--- START Extracted records ---

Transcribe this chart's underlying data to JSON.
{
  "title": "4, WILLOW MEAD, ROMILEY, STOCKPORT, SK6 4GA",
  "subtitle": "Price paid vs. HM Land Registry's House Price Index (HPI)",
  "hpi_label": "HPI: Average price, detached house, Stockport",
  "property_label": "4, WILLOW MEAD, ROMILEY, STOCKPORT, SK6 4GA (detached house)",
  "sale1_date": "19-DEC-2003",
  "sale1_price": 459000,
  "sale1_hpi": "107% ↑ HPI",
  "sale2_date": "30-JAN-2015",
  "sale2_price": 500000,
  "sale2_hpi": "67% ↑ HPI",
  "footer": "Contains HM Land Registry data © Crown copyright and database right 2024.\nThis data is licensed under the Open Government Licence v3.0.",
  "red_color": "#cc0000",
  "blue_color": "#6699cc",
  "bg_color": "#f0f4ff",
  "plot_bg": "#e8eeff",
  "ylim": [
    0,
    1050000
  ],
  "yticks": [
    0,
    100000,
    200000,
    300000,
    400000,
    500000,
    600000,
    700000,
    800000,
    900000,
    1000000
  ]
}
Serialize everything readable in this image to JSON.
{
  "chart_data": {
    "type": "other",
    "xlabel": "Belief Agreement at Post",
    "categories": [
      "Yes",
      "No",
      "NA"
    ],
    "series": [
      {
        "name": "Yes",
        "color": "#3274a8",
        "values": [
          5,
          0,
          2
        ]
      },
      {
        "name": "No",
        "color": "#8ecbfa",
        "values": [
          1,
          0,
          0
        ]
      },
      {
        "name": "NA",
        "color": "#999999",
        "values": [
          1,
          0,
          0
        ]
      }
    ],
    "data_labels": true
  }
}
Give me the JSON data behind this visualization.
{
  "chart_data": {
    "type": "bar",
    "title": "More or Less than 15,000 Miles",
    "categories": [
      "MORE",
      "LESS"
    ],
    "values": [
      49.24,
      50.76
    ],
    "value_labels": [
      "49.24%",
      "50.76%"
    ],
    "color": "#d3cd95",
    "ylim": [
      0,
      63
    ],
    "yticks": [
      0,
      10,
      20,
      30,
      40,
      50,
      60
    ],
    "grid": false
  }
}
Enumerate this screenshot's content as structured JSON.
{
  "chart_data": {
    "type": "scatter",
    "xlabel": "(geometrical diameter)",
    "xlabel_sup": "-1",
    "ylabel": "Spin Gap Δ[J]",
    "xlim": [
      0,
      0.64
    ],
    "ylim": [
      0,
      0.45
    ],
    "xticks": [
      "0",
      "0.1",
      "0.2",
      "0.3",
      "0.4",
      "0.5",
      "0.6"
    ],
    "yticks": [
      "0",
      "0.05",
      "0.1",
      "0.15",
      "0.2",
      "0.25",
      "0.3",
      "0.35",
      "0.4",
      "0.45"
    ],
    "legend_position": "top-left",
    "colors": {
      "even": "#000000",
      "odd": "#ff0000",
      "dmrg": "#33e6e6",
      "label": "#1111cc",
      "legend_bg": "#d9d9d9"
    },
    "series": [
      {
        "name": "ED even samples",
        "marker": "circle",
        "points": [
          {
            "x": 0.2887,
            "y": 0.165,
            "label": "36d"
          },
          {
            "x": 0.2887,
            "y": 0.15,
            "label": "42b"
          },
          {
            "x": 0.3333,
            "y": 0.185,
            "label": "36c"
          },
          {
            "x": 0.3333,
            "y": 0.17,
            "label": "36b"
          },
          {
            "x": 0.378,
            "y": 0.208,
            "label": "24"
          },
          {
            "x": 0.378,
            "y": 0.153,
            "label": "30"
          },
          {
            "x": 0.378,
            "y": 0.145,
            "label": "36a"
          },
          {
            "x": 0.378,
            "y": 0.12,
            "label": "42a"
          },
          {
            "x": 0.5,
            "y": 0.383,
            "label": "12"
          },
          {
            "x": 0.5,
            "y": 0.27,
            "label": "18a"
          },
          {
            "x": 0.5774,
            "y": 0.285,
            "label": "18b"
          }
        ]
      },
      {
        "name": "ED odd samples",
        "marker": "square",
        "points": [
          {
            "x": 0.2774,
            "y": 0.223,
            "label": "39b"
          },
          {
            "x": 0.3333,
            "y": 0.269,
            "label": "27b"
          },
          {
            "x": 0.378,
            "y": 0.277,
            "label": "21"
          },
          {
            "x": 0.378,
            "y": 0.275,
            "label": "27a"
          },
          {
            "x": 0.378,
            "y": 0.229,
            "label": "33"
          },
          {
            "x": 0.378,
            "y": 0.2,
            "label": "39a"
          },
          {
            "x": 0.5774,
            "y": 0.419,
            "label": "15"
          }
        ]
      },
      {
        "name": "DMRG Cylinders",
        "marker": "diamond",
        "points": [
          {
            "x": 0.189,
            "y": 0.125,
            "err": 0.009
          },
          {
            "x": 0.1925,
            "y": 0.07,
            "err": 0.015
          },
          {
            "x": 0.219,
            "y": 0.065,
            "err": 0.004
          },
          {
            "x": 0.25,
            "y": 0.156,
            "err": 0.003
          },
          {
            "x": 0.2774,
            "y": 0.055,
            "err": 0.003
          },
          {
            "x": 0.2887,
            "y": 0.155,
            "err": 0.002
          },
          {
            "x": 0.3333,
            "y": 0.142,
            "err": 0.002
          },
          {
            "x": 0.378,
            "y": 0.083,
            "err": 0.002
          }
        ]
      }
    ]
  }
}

--- END Extracted records ---

#### [Goal]
Give the data again, exactly as it stands.

#### [Task response]
Transcribe this chart's underlying data to JSON.
{
  "title": "4, WILLOW MEAD, ROMILEY, STOCKPORT, SK6 4GA",
  "subtitle": "Price paid vs. HM Land Registry's House Price Index (HPI)",
  "hpi_label": "HPI: Average price, detached house, Stockport",
  "property_label": "4, WILLOW MEAD, ROMILEY, STOCKPORT, SK6 4GA (detached house)",
  "sale1_date": "19-DEC-2003",
  "sale1_price": 459000,
  "sale1_hpi": "107% ↑ HPI",
  "sale2_date": "30-JAN-2015",
  "sale2_price": 500000,
  "sale2_hpi": "67% ↑ HPI",
  "footer": "Contains HM Land Registry data © Crown copyright and database right 2024.\nThis data is licensed under the Open Government Licence v3.0.",
  "red_color": "#cc0000",
  "blue_color": "#6699cc",
  "bg_color": "#f0f4ff",
  "plot_bg": "#e8eeff",
  "ylim": [
    0,
    1050000
  ],
  "yticks": [
    0,
    100000,
    200000,
    300000,
    400000,
    500000,
    600000,
    700000,
    800000,
    900000,
    1000000
  ]
}
Serialize everything readable in this image to JSON.
{
  "chart_data": {
    "type": "other",
    "xlabel": "Belief Agreement at Post",
    "categories": [
      "Yes",
      "No",
      "NA"
    ],
    "series": [
      {
        "name": "Yes",
        "color": "#3274a8",
        "values": [
          5,
          0,
          2
        ]
      },
      {
        "name": "No",
        "color": "#8ecbfa",
        "values": [
          1,
          0,
          0
        ]
      },
      {
        "name": "NA",
        "color": "#999999",
        "values": [
          1,
          0,
          0
        ]
      }
    ],
    "data_labels": true
  }
}
Give me the JSON data behind this visualization.
{
  "chart_data": {
    "type": "bar",
    "title": "More or Less than 15,000 Miles",
    "categories": [
      "MORE",
      "LESS"
    ],
    "values": [
      49.24,
      50.76
    ],
    "value_labels": [
      "49.24%",
      "50.76%"
    ],
    "color": "#d3cd95",
    "ylim": [
      0,
      63
    ],
    "yticks": [
      0,
      10,
      20,
      30,
      40,
      50,
      60
    ],
    "grid": false
  }
}
Enumerate this screenshot's content as structured JSON.
{
  "chart_data": {
    "type": "scatter",
    "xlabel": "(geometrical diameter)",
    "xlabel_sup": "-1",
    "ylabel": "Spin Gap Δ[J]",
    "xlim": [
      0,
      0.64
    ],
    "ylim": [
      0,
      0.45
    ],
    "xticks": [
      "0",
      "0.1",
      "0.2",
      "0.3",
      "0.4",
      "0.5",
      "0.6"
    ],
    "yticks": [
      "0",
      "0.05",
      "0.1",
      "0.15",
      "0.2",
      "0.25",
      "0.3",
      "0.35",
      "0.4",
      "0.45"
    ],
    "legend_position": "top-left",
    "colors": {
      "even": "#000000",
      "odd": "#ff0000",
      "dmrg": "#33e6e6",
      "label": "#1111cc",
      "legend_bg": "#d9d9d9"
    },
    "series": [
      {
        "name": "ED even samples",
        "marker": "circle",
        "points": [
          {
            "x": 0.2887,
            "y": 0.165,
            "label": "36d"
          },
          {
            "x": 0.2887,
            "y": 0.15,
            "label": "42b"
          },
          {
            "x": 0.3333,
            "y": 0.185,
            "label": "36c"
          },
          {
            "x": 0.3333,
            "y": 0.17,
            "label": "36b"
          },
          {
            "x": 0.378,
            "y": 0.208,
            "label": "24"
          },
          {
            "x": 0.378,
            "y": 0.153,
            "label": "30"
          },
          {
            "x": 0.378,
            "y": 0.145,
            "label": "36a"
          },
          {
            "x": 0.378,
            "y": 0.12,
            "label": "42a"
          },
          {
            "x": 0.5,
            "y": 0.383,
            "label": "12"
          },
          {
            "x": 0.5,
            "y": 0.27,
            "label": "18a"
          },
          {
            "x": 0.5774,
            "y": 0.285,
            "label": "18b"
          }
        ]
      },
      {
        "name": "ED odd samples",
        "marker": "square",
        "points": [
          {
            "x": 0.2774,
            "y": 0.223,
            "label": "39b"
          },
          {
            "x": 0.3333,
            "y": 0.269,
            "label": "27b"
          },
          {
            "x": 0.378,
            "y": 0.277,
            "label": "21"
          },
          {
            "x": 0.378,
            "y": 0.275,
            "label": "27a"
          },
          {
            "x": 0.378,
            "y": 0.229,
            "label": "33"
          },
          {
            "x": 0.378,
            "y": 0.2,
            "label": "39a"
          },
          {
            "x": 0.5774,
            "y": 0.419,
            "label": "15"
          }
        ]
      },
      {
        "name": "DMRG Cylinders",
        "marker": "diamond",
        "points": [
          {
            "x": 0.189,
            "y": 0.125,
            "err": 0.009
          },
          {
            "x": 0.1925,
            "y": 0.07,
            "err": 0.015
          },
          {
            "x": 0.219,
            "y": 0.065,
            "err": 0.004
          },
          {
            "x": 0.25,
            "y": 0.156,
            "err": 0.003
          },
          {
            "x": 0.2774,
            "y": 0.055,
            "err": 0.003
          },
          {
            "x": 0.2887,
            "y": 0.155,
            "err": 0.002
          },
          {
            "x": 0.3333,
            "y": 0.142,
            "err": 0.002
          },
          {
            "x": 0.378,
            "y": 0.083,
            "err": 0.002
          }
        ]
      }
    ]
  }
}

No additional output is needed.